DO THIS » Leave out every picture, then transcribe the rest of the listing exactly.

DATA FOR THIS EXERCISE »
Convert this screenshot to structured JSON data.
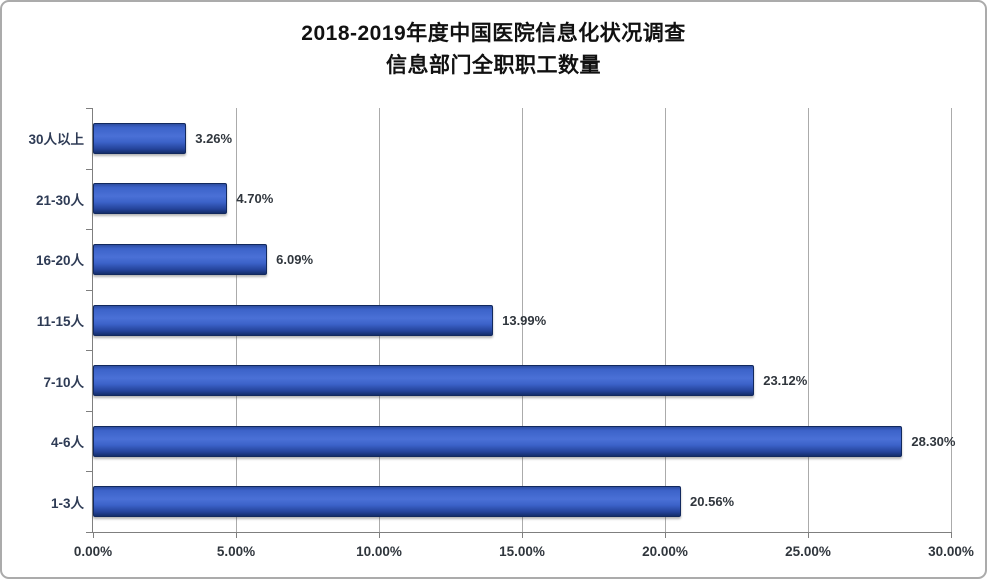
{
  "figure": {
    "title_line1": "2018-2019年度中国医院信息化状况调查",
    "title_line2": "信息部门全职职工数量"
  },
  "chart_data": {
    "type": "bar",
    "orientation": "horizontal",
    "title": "2018-2019年度中国医院信息化状况调查 信息部门全职职工数量",
    "categories": [
      "30人以上",
      "21-30人",
      "16-20人",
      "11-15人",
      "7-10人",
      "4-6人",
      "1-3人"
    ],
    "values": [
      3.26,
      4.7,
      6.09,
      13.99,
      23.12,
      28.3,
      20.56
    ],
    "data_labels": [
      "3.26%",
      "4.70%",
      "6.09%",
      "13.99%",
      "23.12%",
      "28.30%",
      "20.56%"
    ],
    "x_axis": {
      "min": 0,
      "max": 30,
      "tick_step": 5,
      "ticks": [
        0,
        5,
        10,
        15,
        20,
        25,
        30
      ],
      "tick_labels": [
        "0.00%",
        "5.00%",
        "10.00%",
        "15.00%",
        "20.00%",
        "25.00%",
        "30.00%"
      ]
    },
    "grid": "vertical",
    "legend": "none",
    "colors": {
      "bar_main": "#3c63c9",
      "bar_light": "#4a70d6",
      "bar_dark": "#24439a",
      "bar_darkest": "#142e6b",
      "bar_edge_top": "#2d4da0",
      "bar_border": "#12295e",
      "grid": "#ababab",
      "axis": "#7f7f7f",
      "title_text": "#111111",
      "label_text": "#30363d",
      "category_text": "#2e3b55"
    }
  }
}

EXERCISE RESULT »
Convert this screenshot to structured JSON data.
{
  "figure": {
    "title_line1": "2018-2019年度中国医院信息化状况调查",
    "title_line2": "信息部门全职职工数量"
  },
  "chart_data": {
    "type": "bar",
    "orientation": "horizontal",
    "title": "2018-2019年度中国医院信息化状况调查 信息部门全职职工数量",
    "categories": [
      "30人以上",
      "21-30人",
      "16-20人",
      "11-15人",
      "7-10人",
      "4-6人",
      "1-3人"
    ],
    "values": [
      3.26,
      4.7,
      6.09,
      13.99,
      23.12,
      28.3,
      20.56
    ],
    "data_labels": [
      "3.26%",
      "4.70%",
      "6.09%",
      "13.99%",
      "23.12%",
      "28.30%",
      "20.56%"
    ],
    "x_axis": {
      "min": 0,
      "max": 30,
      "tick_step": 5,
      "ticks": [
        0,
        5,
        10,
        15,
        20,
        25,
        30
      ],
      "tick_labels": [
        "0.00%",
        "5.00%",
        "10.00%",
        "15.00%",
        "20.00%",
        "25.00%",
        "30.00%"
      ]
    },
    "grid": "vertical",
    "legend": "none",
    "colors": {
      "bar_main": "#3c63c9",
      "bar_light": "#4a70d6",
      "bar_dark": "#24439a",
      "bar_darkest": "#142e6b",
      "bar_edge_top": "#2d4da0",
      "bar_border": "#12295e",
      "grid": "#ababab",
      "axis": "#7f7f7f",
      "title_text": "#111111",
      "label_text": "#30363d",
      "category_text": "#2e3b55"
    }
  }
}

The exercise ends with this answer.